⟨

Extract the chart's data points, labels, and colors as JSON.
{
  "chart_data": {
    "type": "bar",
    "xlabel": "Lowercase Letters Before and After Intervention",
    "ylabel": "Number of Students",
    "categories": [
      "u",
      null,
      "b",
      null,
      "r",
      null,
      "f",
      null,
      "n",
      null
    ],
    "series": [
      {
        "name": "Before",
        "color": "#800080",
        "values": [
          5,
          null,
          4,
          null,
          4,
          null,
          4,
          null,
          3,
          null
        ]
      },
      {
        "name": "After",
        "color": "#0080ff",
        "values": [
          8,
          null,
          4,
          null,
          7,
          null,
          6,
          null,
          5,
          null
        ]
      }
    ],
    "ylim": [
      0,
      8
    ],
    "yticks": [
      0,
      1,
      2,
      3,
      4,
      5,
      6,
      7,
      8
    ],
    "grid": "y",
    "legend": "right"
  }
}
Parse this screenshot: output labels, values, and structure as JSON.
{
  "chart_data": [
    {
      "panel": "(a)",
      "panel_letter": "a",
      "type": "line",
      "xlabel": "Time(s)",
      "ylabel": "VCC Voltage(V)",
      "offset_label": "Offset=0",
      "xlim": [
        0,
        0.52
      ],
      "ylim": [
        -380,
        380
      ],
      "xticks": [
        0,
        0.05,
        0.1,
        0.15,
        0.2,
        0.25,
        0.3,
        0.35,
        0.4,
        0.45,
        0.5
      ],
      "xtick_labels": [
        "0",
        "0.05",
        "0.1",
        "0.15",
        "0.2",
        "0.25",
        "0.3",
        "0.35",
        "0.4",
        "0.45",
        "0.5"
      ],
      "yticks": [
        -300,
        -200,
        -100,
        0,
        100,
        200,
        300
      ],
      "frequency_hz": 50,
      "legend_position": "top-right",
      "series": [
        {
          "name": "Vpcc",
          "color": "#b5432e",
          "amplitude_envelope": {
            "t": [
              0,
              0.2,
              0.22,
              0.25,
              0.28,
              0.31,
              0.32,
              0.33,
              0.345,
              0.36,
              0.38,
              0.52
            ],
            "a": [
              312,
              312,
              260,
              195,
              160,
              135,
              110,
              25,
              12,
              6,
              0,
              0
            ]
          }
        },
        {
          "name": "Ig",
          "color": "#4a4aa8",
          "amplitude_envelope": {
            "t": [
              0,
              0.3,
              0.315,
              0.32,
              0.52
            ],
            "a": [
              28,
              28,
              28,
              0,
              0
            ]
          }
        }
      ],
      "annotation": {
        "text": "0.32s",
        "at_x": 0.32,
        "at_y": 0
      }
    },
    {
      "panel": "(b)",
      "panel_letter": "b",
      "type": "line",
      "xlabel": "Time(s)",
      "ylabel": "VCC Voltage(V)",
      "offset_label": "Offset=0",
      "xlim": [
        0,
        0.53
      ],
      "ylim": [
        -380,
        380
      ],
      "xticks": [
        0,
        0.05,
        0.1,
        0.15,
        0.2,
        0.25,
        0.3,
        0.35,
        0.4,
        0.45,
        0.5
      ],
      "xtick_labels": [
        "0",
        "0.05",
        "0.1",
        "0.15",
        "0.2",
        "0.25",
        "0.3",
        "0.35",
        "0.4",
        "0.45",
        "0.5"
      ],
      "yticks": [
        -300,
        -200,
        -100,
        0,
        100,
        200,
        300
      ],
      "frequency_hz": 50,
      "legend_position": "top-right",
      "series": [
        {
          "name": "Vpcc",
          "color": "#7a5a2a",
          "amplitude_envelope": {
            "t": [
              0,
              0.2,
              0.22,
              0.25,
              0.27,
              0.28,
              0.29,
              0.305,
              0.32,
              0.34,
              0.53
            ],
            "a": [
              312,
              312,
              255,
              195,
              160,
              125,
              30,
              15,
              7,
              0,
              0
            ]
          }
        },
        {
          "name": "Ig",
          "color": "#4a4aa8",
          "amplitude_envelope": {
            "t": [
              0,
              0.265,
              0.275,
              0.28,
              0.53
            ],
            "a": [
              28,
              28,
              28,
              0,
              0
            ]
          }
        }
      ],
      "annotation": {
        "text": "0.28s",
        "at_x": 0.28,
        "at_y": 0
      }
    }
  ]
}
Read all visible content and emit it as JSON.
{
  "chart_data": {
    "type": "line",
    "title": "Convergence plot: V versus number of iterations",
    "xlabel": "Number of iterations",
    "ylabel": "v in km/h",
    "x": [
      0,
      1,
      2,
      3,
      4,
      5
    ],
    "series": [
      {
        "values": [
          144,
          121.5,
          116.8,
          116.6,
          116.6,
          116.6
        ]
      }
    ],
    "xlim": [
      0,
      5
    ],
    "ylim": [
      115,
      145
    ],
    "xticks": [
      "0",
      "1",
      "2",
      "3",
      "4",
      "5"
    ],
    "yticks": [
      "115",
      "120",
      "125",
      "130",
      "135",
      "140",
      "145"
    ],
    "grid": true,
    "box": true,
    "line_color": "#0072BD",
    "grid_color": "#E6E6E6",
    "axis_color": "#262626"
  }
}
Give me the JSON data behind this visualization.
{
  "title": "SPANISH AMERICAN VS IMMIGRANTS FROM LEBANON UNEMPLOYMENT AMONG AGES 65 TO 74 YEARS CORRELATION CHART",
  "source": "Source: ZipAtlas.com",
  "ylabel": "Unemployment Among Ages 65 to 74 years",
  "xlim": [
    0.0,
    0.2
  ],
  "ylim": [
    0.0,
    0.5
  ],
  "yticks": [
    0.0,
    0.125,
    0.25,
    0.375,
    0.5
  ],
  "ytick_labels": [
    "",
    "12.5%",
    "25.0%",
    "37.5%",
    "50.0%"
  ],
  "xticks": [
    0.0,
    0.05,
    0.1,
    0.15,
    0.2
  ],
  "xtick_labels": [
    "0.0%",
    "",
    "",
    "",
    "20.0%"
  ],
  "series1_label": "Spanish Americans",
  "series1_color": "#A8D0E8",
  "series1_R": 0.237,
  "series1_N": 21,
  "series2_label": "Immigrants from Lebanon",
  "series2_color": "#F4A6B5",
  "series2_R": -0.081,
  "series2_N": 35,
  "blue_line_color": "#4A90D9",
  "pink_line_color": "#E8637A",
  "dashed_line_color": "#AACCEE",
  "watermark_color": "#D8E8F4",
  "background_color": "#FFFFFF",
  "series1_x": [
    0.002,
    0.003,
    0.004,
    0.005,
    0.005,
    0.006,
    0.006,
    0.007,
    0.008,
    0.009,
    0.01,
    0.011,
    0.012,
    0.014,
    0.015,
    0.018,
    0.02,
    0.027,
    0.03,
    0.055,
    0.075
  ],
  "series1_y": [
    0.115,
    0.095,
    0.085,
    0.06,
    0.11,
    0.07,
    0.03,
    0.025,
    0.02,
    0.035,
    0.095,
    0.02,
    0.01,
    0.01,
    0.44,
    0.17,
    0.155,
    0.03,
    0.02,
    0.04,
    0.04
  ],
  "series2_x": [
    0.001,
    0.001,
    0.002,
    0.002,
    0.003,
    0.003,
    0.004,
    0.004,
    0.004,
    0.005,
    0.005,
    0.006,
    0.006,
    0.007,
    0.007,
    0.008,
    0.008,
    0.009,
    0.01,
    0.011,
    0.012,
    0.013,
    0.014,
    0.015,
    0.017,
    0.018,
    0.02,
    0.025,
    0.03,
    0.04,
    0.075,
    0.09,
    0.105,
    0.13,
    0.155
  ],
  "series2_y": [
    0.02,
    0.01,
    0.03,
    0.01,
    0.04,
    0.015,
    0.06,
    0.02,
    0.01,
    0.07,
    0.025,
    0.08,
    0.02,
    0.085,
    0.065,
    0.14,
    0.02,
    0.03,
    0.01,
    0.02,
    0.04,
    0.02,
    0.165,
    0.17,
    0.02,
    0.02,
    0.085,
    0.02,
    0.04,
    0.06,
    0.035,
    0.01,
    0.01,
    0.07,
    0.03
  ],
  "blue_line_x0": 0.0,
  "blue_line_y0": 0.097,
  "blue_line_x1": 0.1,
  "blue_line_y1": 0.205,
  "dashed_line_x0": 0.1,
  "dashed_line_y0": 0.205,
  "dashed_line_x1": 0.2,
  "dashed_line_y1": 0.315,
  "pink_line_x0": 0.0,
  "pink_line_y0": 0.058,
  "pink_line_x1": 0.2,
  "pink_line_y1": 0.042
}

⟩

How many lines of the data contain the word "ylabel"? Answer with the number alone.

5